* Document section
Highlights & Insights

  • Formally translates the empirical fact that "industrial query streams are predictable" into provable DP algorithmic acceleration—a clean application of learning-augmented algorithms in privacy.
  • Combines stopping-time estimators with the random order assumption to circumvent the core online DP challenge of "unknown total \(B\)"; this technique can transfer to other online budget allocation problems (e.g., bandwidth allocation, privacy in ad auctions).
  • The dual guarantee of consistency and robustness is elegant: achieves offline optimality when predictions are accurate, and does not degrade when predictions are wrong. This "graceful improvement, no loss otherwise" property is key for ML4Sys deployment.

Limitations & Future Work

  • The random order assumption does not always hold in real workloads—periodic cron jobs can cause strong non-uniform arrivals, potentially breaking the unbiasedness of \(\widehat{B}\).
  • How to construct the prediction set \(\mathrm{P}\) is out of scope, but actual performance is directly determined by \(\rho\); how to update \(\mathrm{P}\) online and combine multiple predictors are promising directions for future research.
  • Evaluation is currently limited to linear counting queries and two datasets; effectiveness for more complex queries (joins, selectivity estimation) remains unknown.
  • vs Private Multiplicative Weights (PMW): PMW maintains a synthetic database to answer arbitrary queries but update cost explodes with domain size; LAPRAS retains MM's low computational cost and focuses on the budget allocation challenge.
  • vs CacheDP: CacheDP is reactive—caches answers to historical queries, relying on redundancy and incurring cold-start costs; LAPRAS is proactive—uses predictions to pre-release low-noise answers for future queries. The two are fundamentally orthogonal.
  • vs Privacy Odometers/Filters: Odometers are descriptive privacy accounting tools; LAPRAS provides a prescriptive allocation strategy, telling you how to spend and when to stop.

Rating

  • Novelty: ⭐⭐⭐⭐ Connecting learning-augmented ideas to online DP is a new direction; Smooth Allocation is cleanly designed.
  • Experimental Thoroughness: ⭐⭐⭐ Two datasets + four strategies; cross-dataset generalization and real workload validation could be stronger.
  • Writing Quality: ⭐⭐⭐⭐ Theory and algorithms are clear, with complete proofs.
  • Value: ⭐⭐⭐⭐ Directly valuable for industrial DP system deployment, as repetitive query workloads are the norm.

* Exercise objective
Answer these questions about the text on LAPRAS:
(a) What can cause strong non-uniform arrivals in real workloads?
(b) What does Private Multiplicative Weights maintain in order to answer arbitrary queries?
(c) How many stars does Experimental Thoroughness receive?

* Material
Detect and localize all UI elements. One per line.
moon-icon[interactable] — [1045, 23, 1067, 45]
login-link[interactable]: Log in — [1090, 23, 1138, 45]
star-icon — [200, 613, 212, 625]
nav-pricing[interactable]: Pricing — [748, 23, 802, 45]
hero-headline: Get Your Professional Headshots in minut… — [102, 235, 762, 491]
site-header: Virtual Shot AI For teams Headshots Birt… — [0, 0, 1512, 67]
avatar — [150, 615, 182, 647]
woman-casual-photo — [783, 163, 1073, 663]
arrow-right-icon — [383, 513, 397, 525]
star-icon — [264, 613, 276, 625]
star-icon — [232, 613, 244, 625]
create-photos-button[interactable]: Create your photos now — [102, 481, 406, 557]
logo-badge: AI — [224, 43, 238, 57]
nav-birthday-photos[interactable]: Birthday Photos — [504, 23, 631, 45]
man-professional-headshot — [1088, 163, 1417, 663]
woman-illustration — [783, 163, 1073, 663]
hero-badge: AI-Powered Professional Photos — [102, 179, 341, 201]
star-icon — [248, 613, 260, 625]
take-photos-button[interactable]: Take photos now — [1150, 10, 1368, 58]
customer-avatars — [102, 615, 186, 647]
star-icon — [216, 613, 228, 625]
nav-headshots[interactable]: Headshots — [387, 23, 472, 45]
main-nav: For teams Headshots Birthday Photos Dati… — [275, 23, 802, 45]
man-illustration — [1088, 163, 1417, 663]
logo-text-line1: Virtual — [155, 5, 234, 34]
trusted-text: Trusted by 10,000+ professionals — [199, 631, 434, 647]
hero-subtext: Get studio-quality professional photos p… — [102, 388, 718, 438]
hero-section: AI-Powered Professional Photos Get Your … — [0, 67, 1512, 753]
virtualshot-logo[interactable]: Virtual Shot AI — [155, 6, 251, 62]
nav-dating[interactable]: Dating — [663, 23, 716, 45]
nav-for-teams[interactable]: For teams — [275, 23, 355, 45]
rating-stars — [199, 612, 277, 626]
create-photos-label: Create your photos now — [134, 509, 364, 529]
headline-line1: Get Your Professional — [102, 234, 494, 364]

* Full output
(a) Periodic cron jobs.
(b) A synthetic database.
(c) Three.